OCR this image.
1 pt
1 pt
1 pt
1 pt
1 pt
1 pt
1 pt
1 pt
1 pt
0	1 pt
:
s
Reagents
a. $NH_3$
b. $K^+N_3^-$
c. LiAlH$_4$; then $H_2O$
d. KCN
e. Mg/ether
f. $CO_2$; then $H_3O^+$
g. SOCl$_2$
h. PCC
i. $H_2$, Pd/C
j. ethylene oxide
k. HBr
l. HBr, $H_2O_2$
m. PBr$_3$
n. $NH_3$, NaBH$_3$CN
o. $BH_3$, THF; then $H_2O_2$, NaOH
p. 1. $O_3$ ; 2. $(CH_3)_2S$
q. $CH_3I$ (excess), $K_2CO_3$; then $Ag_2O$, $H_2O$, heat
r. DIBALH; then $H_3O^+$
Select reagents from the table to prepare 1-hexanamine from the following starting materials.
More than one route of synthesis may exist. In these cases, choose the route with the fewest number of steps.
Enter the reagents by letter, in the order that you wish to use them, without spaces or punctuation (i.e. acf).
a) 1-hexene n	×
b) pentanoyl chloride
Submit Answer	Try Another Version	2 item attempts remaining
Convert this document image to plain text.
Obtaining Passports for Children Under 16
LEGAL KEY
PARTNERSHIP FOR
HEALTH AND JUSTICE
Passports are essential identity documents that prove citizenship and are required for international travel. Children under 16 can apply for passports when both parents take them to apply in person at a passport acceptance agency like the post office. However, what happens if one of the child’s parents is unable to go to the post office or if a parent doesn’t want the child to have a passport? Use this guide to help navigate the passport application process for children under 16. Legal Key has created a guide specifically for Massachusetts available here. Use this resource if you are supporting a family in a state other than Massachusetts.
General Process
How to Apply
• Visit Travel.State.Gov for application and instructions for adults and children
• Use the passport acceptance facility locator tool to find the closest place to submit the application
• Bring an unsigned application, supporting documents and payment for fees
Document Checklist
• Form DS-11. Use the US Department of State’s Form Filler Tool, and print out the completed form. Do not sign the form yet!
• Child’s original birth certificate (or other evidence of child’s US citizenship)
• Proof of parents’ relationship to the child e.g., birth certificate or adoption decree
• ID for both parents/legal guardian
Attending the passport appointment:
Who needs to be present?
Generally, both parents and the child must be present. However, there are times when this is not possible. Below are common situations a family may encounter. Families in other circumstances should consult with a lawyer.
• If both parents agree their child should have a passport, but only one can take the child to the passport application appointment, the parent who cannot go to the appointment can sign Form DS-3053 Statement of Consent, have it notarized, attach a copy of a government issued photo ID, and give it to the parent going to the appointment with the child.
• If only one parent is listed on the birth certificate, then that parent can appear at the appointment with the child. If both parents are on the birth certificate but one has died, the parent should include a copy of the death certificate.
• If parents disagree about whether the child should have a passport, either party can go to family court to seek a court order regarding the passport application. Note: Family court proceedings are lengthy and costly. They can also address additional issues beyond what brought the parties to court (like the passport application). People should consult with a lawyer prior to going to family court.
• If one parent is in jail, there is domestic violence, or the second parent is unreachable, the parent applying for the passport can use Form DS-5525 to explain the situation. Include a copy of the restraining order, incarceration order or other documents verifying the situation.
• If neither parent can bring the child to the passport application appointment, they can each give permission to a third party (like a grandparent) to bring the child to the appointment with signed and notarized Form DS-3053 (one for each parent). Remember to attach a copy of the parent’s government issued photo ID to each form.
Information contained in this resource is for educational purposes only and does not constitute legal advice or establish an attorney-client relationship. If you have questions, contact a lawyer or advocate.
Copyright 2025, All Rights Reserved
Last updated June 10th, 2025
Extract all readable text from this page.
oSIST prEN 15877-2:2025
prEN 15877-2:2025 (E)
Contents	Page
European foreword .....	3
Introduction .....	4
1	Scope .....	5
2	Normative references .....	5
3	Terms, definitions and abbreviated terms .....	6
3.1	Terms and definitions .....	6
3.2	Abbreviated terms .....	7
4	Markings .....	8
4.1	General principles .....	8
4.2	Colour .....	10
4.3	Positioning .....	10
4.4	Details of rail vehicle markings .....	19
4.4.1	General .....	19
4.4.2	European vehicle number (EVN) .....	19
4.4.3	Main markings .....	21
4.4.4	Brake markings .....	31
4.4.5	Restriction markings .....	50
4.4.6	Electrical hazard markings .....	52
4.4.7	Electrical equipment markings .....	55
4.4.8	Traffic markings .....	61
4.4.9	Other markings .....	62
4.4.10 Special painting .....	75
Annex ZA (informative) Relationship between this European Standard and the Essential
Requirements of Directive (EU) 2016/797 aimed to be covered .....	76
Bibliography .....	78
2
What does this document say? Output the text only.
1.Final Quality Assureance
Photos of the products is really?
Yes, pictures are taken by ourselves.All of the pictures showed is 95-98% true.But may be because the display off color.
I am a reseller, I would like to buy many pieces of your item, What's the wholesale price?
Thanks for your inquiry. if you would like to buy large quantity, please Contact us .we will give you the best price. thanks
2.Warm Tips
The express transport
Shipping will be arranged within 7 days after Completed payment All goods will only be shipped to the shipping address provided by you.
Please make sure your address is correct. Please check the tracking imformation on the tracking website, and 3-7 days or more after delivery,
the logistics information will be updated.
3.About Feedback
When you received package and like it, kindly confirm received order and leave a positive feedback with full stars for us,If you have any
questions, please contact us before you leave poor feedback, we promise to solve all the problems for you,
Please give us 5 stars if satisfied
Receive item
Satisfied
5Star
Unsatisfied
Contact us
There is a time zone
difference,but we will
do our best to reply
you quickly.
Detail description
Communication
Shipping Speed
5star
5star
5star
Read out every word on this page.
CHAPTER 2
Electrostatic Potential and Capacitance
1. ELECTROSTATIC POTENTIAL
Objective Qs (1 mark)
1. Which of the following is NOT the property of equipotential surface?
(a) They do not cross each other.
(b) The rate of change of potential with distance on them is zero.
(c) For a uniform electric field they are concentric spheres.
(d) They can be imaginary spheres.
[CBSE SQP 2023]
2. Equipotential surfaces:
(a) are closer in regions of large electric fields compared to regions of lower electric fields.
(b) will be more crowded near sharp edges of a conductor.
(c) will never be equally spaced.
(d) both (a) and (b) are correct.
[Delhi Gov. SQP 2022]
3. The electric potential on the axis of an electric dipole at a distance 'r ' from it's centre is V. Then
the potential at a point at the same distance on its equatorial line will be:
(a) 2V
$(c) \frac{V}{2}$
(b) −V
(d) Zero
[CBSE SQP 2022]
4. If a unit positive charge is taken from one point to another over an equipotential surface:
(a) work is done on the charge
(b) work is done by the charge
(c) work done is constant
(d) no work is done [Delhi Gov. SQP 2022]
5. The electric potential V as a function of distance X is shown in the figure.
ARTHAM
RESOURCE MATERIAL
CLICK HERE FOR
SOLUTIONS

• Given task
From the entries above, copy every line that holds the word "number".

• Expected answer
More than one route of synthesis may exist. In these cases, choose the route with the fewest number of steps.
4.4.2	European vehicle number (EVN) .....	19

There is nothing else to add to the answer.